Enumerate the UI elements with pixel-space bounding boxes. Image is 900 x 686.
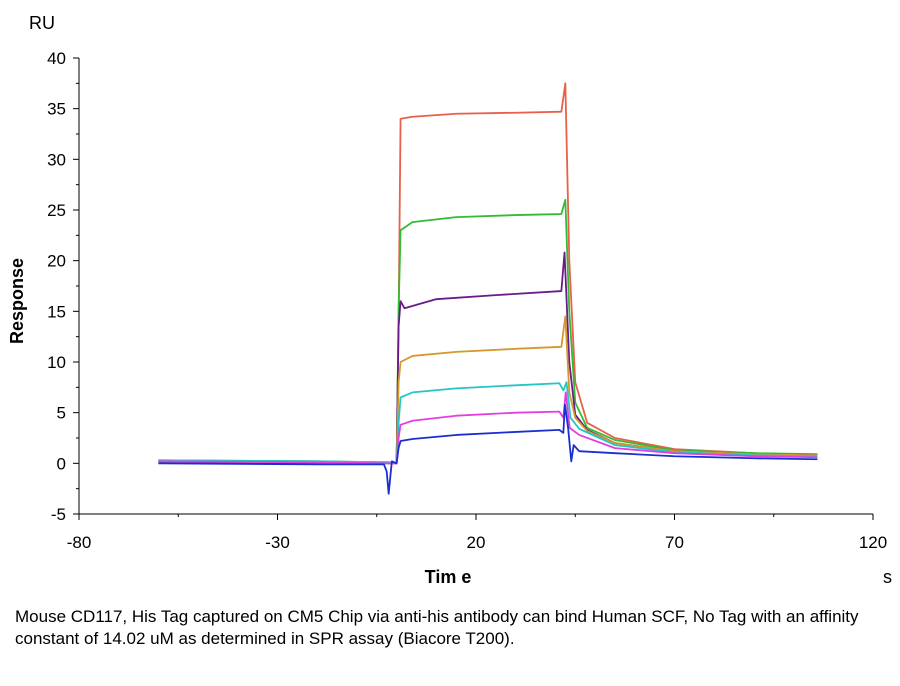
series-line-2 [158, 198, 818, 465]
y-unit-label: RU [29, 13, 55, 33]
x-tick-label: 70 [665, 533, 684, 552]
series-line-7 [158, 403, 818, 495]
x-tick-label: -30 [265, 533, 290, 552]
y-tick-label: 15 [47, 302, 66, 321]
x-axis-ticks: -80 -30 20 70 120 [67, 514, 887, 552]
y-tick-label: 5 [57, 404, 66, 423]
y-tick-label: 40 [47, 49, 66, 68]
x-tick-label: 120 [859, 533, 887, 552]
y-tick-label: 25 [47, 201, 66, 220]
y-tick-label: -5 [51, 505, 66, 524]
y-tick-label: 0 [57, 454, 66, 473]
y-tick-label: 35 [47, 100, 66, 119]
y-tick-label: 20 [47, 252, 66, 271]
x-tick-label: 20 [467, 533, 486, 552]
x-tick-label: -80 [67, 533, 92, 552]
series-line-4 [158, 315, 818, 465]
series-line-3 [158, 251, 818, 465]
y-axis-title: Response [7, 258, 27, 344]
y-tick-label: 30 [47, 150, 66, 169]
series-line-1 [158, 82, 818, 465]
sensorgram-chart: RU s Response Tim e -5 0 5 10 15 20 25 30 35 40 -… [7, 13, 892, 587]
y-tick-label: 10 [47, 353, 66, 372]
series-layer [158, 82, 818, 495]
x-axis-title: Tim e [425, 567, 472, 587]
figure-caption: Mouse CD117, His Tag captured on CM5 Chi… [15, 607, 859, 648]
y-axis-ticks: -5 0 5 10 15 20 25 30 35 40 [47, 49, 79, 524]
x-unit-label: s [883, 567, 892, 587]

* [Set exercise]:
Write out each row above word for word, omitting the picture.

* [Solution for this task]:
Enumerate the UI elements with pixel-space bounding boxes. Image is 900 x 686.
series-line-2 [158, 198, 818, 465]
y-unit-label: RU [29, 13, 55, 33]
x-tick-label: 70 [665, 533, 684, 552]
series-line-7 [158, 403, 818, 495]
x-tick-label: -30 [265, 533, 290, 552]
y-tick-label: 15 [47, 302, 66, 321]
x-axis-ticks: -80 -30 20 70 120 [67, 514, 887, 552]
y-tick-label: 5 [57, 404, 66, 423]
y-tick-label: 40 [47, 49, 66, 68]
x-tick-label: 120 [859, 533, 887, 552]
y-tick-label: 25 [47, 201, 66, 220]
y-tick-label: -5 [51, 505, 66, 524]
y-tick-label: 0 [57, 454, 66, 473]
y-tick-label: 35 [47, 100, 66, 119]
y-tick-label: 20 [47, 252, 66, 271]
x-tick-label: 20 [467, 533, 486, 552]
x-tick-label: -80 [67, 533, 92, 552]
series-line-4 [158, 315, 818, 465]
series-line-3 [158, 251, 818, 465]
y-axis-title: Response [7, 258, 27, 344]
y-tick-label: 30 [47, 150, 66, 169]
series-line-1 [158, 82, 818, 465]
sensorgram-chart: RU s Response Tim e -5 0 5 10 15 20 25 30 35 40 -… [7, 13, 892, 587]
y-tick-label: 10 [47, 353, 66, 372]
series-layer [158, 82, 818, 495]
x-axis-title: Tim e [425, 567, 472, 587]
figure-caption: Mouse CD117, His Tag captured on CM5 Chi… [15, 607, 859, 648]
y-axis-ticks: -5 0 5 10 15 20 25 30 35 40 [47, 49, 79, 524]
x-unit-label: s [883, 567, 892, 587]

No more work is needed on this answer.